**Task requirements:** In the listing below, pick out lines with "icon".

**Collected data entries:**
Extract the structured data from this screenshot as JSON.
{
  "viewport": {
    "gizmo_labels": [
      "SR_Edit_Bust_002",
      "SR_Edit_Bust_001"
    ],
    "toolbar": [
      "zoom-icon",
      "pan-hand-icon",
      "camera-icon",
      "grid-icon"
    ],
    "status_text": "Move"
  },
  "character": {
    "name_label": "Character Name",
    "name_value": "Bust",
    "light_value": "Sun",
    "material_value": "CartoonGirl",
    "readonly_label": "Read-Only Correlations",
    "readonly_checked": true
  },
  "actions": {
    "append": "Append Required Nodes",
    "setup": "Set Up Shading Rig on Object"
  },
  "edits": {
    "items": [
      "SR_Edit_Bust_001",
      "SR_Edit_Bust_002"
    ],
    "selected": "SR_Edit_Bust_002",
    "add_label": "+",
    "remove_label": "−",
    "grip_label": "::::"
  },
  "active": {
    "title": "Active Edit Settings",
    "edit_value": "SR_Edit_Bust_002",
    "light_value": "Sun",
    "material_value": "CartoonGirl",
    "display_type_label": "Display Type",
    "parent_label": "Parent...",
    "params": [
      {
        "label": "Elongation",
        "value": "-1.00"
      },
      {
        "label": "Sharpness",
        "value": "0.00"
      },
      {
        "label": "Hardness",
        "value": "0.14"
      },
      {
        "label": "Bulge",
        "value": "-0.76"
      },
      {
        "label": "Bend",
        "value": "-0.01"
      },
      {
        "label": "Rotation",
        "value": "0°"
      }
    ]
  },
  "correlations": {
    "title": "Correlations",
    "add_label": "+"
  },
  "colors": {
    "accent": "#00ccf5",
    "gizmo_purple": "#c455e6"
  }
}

**Answer for the task:**
      "zoom-icon",
      "pan-hand-icon",
      "camera-icon",
      "grid-icon"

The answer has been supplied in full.